■ **Given request**:
The entries below need to be written out exactly, with no pictures included.
* start Provided data *
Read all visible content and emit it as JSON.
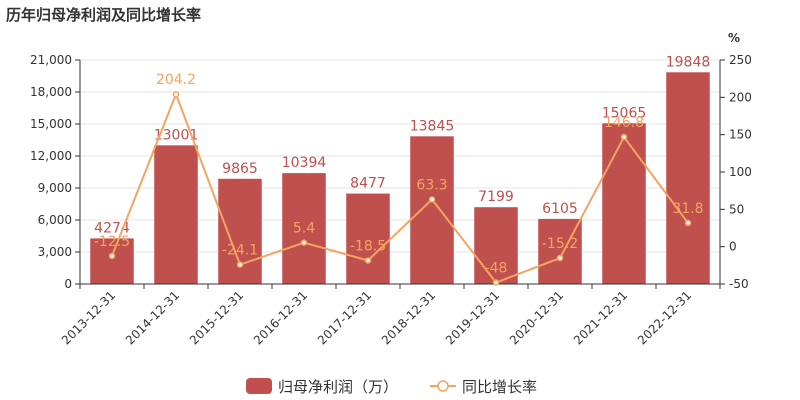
{
  "chart_data": {
    "type": "bar",
    "title": "历年归母净利润及同比增长率",
    "categories": [
      "2013-12-31",
      "2014-12-31",
      "2015-12-31",
      "2016-12-31",
      "2017-12-31",
      "2018-12-31",
      "2019-12-31",
      "2020-12-31",
      "2021-12-31",
      "2022-12-31"
    ],
    "series": [
      {
        "name": "归母净利润（万）",
        "type": "bar",
        "axis": "left",
        "values": [
          4274,
          13001,
          9865,
          10394,
          8477,
          13845,
          7199,
          6105,
          15065,
          19848
        ],
        "labels": [
          "4274",
          "13001",
          "9865",
          "10394",
          "8477",
          "13845",
          "7199",
          "6105",
          "15065",
          "19848"
        ]
      },
      {
        "name": "同比增长率",
        "type": "line",
        "axis": "right",
        "values": [
          -12.5,
          204.2,
          -24.1,
          5.4,
          -18.5,
          63.3,
          -48,
          -15.2,
          146.8,
          31.8
        ],
        "labels": [
          "-12.5",
          "204.2",
          "-24.1",
          "5.4",
          "-18.5",
          "63.3",
          "-48",
          "-15.2",
          "146.8",
          "31.8"
        ]
      }
    ],
    "y_left": {
      "ylim": [
        0,
        21000
      ],
      "ticks": [
        0,
        3000,
        6000,
        9000,
        12000,
        15000,
        18000,
        21000
      ],
      "tick_labels": [
        "0",
        "3,000",
        "6,000",
        "9,000",
        "12,000",
        "15,000",
        "18,000",
        "21,000"
      ]
    },
    "y_right": {
      "label": "%",
      "ylim": [
        -50,
        250
      ],
      "ticks": [
        -50,
        0,
        50,
        100,
        150,
        200,
        250
      ],
      "tick_labels": [
        "-50",
        "0",
        "50",
        "100",
        "150",
        "200",
        "250"
      ]
    },
    "grid": "horizontal",
    "legend_position": "bottom-center",
    "colors": {
      "bar": "#c0504d",
      "line": "#f4a460",
      "bar_label": "#c0504d",
      "line_label": "#f4a460"
    }
  }
}
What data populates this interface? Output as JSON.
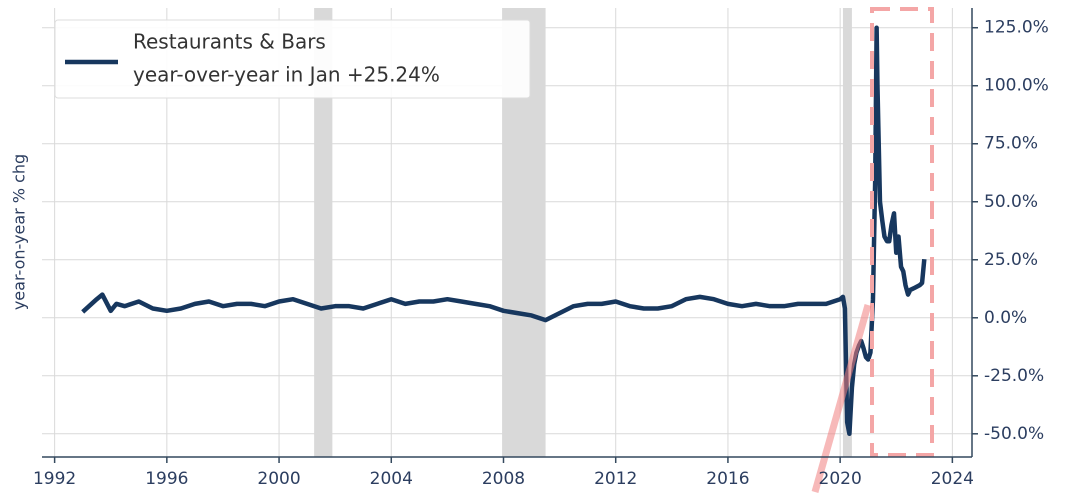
* end Provided data *
■ **Expected answer**:
Read all visible content and emit it as JSON.
{
  "chart_data": {
    "type": "bar",
    "title": "历年归母净利润及同比增长率",
    "categories": [
      "2013-12-31",
      "2014-12-31",
      "2015-12-31",
      "2016-12-31",
      "2017-12-31",
      "2018-12-31",
      "2019-12-31",
      "2020-12-31",
      "2021-12-31",
      "2022-12-31"
    ],
    "series": [
      {
        "name": "归母净利润（万）",
        "type": "bar",
        "axis": "left",
        "values": [
          4274,
          13001,
          9865,
          10394,
          8477,
          13845,
          7199,
          6105,
          15065,
          19848
        ],
        "labels": [
          "4274",
          "13001",
          "9865",
          "10394",
          "8477",
          "13845",
          "7199",
          "6105",
          "15065",
          "19848"
        ]
      },
      {
        "name": "同比增长率",
        "type": "line",
        "axis": "right",
        "values": [
          -12.5,
          204.2,
          -24.1,
          5.4,
          -18.5,
          63.3,
          -48,
          -15.2,
          146.8,
          31.8
        ],
        "labels": [
          "-12.5",
          "204.2",
          "-24.1",
          "5.4",
          "-18.5",
          "63.3",
          "-48",
          "-15.2",
          "146.8",
          "31.8"
        ]
      }
    ],
    "y_left": {
      "ylim": [
        0,
        21000
      ],
      "ticks": [
        0,
        3000,
        6000,
        9000,
        12000,
        15000,
        18000,
        21000
      ],
      "tick_labels": [
        "0",
        "3,000",
        "6,000",
        "9,000",
        "12,000",
        "15,000",
        "18,000",
        "21,000"
      ]
    },
    "y_right": {
      "label": "%",
      "ylim": [
        -50,
        250
      ],
      "ticks": [
        -50,
        0,
        50,
        100,
        150,
        200,
        250
      ],
      "tick_labels": [
        "-50",
        "0",
        "50",
        "100",
        "150",
        "200",
        "250"
      ]
    },
    "grid": "horizontal",
    "legend_position": "bottom-center",
    "colors": {
      "bar": "#c0504d",
      "line": "#f4a460",
      "bar_label": "#c0504d",
      "line_label": "#f4a460"
    }
  }
}
What data populates this interface? Output as JSON.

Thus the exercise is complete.